From the listing below, select every line where the word "title" appears.
=== Information provided ===
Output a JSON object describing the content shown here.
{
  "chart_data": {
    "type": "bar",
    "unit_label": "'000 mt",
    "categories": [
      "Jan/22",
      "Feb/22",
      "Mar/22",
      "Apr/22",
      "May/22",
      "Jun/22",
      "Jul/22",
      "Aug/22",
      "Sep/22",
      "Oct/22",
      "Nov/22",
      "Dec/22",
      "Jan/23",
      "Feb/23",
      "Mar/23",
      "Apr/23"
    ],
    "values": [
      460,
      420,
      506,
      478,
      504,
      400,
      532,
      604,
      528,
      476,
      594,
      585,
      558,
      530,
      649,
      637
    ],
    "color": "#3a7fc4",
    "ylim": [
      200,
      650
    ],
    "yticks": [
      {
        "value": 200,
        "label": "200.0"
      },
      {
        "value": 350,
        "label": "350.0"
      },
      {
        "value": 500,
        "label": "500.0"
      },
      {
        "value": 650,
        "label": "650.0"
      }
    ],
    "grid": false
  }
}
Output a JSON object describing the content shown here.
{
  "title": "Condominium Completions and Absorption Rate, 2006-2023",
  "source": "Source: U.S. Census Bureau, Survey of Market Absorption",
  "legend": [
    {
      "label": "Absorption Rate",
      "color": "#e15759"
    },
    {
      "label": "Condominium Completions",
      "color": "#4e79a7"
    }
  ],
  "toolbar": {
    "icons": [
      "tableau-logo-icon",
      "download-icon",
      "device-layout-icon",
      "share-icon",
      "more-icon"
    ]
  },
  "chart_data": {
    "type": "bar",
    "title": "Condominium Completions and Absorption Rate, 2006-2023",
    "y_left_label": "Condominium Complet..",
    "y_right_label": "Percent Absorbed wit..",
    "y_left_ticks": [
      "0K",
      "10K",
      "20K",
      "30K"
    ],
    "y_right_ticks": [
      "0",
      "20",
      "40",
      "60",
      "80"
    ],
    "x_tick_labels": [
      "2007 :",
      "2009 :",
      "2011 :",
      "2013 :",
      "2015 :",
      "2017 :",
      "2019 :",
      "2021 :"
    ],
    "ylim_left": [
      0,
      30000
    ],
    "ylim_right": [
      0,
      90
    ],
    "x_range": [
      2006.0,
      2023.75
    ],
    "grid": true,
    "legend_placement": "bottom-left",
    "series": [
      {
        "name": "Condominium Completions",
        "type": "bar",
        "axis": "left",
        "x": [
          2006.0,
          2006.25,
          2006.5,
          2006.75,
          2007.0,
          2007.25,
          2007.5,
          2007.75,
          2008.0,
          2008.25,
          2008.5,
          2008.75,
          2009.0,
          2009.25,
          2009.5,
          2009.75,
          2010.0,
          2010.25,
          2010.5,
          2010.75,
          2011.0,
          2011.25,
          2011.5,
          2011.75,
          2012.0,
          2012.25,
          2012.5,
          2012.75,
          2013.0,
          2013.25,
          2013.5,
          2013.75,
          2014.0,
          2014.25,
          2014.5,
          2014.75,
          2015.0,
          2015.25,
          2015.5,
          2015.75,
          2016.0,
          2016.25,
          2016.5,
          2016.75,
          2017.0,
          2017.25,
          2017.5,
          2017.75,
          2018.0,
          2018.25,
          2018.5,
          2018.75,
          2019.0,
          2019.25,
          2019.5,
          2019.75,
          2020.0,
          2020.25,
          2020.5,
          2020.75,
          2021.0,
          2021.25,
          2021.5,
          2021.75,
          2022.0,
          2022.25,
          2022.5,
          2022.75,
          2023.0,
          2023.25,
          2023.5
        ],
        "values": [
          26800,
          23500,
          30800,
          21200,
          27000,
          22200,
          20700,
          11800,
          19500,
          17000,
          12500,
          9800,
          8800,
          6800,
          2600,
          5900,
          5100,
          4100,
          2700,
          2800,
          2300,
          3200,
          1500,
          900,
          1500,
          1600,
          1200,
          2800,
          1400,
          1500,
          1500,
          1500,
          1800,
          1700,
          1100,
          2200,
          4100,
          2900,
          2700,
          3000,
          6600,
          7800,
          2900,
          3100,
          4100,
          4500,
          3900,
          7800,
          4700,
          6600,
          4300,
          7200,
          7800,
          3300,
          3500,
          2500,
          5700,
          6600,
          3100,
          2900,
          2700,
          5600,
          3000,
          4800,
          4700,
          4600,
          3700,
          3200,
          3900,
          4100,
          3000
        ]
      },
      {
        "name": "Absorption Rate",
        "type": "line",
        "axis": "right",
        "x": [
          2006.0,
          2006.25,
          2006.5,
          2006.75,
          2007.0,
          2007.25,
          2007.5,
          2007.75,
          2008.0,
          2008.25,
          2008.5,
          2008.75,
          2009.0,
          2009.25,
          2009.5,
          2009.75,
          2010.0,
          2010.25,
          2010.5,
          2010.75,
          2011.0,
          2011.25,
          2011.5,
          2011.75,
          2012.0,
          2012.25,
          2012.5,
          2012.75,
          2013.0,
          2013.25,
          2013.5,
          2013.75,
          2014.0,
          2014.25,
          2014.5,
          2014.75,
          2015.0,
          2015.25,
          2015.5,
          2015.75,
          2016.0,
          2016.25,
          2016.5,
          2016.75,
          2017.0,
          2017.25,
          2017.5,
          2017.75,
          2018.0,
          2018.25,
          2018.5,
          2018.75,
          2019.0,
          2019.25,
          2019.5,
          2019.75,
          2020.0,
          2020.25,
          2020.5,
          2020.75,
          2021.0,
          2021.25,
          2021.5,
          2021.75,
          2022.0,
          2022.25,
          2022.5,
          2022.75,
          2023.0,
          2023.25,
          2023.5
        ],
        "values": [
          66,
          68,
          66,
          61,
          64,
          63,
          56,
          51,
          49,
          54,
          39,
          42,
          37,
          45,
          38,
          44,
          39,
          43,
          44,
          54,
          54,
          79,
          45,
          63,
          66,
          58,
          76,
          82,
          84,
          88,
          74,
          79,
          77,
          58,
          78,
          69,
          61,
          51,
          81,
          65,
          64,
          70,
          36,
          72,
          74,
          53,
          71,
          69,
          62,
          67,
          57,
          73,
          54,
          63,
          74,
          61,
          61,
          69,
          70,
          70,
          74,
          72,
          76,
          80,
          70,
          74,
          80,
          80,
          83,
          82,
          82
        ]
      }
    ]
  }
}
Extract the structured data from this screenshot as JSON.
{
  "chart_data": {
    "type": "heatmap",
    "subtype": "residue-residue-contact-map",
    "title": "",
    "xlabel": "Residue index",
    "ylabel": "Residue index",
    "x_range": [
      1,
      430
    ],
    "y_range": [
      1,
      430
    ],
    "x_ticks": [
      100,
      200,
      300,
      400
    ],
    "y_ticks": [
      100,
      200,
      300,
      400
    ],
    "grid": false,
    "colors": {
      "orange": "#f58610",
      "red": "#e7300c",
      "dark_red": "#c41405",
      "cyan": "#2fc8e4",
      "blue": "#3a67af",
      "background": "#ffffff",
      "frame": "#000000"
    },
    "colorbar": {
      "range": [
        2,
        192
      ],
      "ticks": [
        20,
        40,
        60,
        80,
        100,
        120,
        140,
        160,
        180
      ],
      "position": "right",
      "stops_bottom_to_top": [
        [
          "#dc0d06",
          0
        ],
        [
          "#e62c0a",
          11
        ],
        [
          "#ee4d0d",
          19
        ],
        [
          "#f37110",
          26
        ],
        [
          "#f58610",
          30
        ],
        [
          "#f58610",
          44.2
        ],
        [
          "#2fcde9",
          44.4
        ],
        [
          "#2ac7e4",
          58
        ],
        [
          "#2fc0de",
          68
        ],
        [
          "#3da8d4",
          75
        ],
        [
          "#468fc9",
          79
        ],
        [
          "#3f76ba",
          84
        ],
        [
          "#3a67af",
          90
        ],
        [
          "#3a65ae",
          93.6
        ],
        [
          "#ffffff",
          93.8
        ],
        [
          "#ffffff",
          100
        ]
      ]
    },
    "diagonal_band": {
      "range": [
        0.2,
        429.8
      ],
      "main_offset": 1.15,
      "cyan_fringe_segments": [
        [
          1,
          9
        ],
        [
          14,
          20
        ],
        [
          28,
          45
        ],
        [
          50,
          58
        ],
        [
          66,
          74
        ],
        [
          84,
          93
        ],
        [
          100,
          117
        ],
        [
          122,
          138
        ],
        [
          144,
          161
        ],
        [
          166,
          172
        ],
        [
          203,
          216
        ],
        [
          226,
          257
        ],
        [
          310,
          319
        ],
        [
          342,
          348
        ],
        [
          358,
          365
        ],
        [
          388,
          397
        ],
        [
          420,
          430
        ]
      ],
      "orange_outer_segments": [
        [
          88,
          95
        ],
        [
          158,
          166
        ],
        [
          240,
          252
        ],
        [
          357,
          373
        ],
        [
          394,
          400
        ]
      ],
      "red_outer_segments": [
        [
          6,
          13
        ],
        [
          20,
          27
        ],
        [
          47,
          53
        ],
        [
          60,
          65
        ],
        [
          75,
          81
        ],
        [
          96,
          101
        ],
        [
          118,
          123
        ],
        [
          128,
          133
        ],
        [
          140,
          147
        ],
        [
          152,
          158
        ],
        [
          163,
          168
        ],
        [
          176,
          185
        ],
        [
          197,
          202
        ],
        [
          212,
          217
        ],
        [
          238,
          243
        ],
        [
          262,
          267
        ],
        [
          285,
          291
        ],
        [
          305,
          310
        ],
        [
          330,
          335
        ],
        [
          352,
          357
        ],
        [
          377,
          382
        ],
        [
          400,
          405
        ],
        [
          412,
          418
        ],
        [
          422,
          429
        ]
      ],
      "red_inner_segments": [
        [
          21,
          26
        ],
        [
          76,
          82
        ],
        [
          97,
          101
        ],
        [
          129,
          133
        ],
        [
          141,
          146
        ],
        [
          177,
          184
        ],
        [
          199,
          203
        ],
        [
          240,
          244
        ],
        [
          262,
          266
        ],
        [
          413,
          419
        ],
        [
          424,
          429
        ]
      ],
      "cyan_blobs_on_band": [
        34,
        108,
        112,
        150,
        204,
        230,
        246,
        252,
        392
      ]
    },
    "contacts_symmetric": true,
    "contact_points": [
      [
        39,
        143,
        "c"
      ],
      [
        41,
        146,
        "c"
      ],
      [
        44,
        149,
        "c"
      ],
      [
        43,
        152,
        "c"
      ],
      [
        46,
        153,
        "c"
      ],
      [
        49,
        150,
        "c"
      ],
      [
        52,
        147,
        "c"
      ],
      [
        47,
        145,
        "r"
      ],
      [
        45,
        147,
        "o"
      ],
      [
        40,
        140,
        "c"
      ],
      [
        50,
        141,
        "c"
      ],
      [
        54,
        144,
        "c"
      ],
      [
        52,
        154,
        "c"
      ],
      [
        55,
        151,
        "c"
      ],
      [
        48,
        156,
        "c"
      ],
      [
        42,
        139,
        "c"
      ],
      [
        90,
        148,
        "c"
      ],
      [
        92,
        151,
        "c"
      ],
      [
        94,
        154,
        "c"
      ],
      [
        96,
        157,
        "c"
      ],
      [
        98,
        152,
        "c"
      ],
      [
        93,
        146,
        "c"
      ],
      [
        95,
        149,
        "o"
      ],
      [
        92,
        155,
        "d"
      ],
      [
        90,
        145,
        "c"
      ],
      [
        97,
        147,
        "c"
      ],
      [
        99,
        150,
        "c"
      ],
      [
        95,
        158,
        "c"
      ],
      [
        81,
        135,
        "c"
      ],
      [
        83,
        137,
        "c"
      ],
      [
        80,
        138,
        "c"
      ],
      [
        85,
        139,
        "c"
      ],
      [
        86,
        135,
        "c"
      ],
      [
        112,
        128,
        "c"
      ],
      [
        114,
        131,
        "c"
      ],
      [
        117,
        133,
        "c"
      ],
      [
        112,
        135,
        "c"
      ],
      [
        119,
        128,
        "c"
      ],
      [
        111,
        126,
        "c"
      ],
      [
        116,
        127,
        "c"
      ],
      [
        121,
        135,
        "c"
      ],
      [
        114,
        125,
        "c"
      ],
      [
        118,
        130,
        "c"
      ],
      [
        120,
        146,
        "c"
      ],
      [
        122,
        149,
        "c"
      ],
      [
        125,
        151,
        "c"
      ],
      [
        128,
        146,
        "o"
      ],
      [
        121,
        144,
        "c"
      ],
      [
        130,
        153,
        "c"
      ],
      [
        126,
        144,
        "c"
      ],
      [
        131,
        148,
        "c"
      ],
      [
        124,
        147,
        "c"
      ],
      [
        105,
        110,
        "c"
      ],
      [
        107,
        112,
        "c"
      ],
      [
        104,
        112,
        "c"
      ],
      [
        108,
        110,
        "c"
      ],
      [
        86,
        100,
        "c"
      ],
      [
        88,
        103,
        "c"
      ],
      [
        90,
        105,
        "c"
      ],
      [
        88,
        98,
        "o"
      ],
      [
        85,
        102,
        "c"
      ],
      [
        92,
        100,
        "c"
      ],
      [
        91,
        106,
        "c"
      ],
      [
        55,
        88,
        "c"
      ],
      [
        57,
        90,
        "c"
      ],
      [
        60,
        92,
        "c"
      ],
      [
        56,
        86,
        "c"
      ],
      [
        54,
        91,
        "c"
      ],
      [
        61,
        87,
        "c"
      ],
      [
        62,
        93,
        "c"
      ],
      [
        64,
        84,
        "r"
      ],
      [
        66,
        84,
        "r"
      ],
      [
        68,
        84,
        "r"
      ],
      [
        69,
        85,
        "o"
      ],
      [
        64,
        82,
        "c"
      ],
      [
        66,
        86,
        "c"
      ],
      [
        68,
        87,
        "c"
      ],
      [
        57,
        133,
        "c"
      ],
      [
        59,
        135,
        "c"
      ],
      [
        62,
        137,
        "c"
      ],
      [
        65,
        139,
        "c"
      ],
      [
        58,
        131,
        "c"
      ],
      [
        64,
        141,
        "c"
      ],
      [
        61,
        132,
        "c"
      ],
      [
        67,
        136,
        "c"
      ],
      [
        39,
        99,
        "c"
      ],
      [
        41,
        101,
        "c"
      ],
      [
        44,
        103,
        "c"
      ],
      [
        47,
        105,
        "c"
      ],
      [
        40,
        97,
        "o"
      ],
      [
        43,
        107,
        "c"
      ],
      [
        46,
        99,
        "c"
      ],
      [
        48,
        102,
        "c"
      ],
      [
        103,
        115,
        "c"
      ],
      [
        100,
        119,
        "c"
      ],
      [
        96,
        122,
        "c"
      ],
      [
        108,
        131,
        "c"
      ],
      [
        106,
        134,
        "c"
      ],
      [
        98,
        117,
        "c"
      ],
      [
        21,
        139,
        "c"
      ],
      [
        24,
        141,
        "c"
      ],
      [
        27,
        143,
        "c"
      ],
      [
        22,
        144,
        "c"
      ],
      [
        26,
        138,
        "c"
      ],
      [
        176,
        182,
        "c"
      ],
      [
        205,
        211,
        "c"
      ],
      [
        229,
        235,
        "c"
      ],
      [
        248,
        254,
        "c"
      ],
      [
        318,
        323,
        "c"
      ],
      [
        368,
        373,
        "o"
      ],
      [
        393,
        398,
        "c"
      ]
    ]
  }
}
===
* Exercise response
  "title": "Condominium Completions and Absorption Rate, 2006-2023",
    "title": "Condominium Completions and Absorption Rate, 2006-2023",
    "title": "",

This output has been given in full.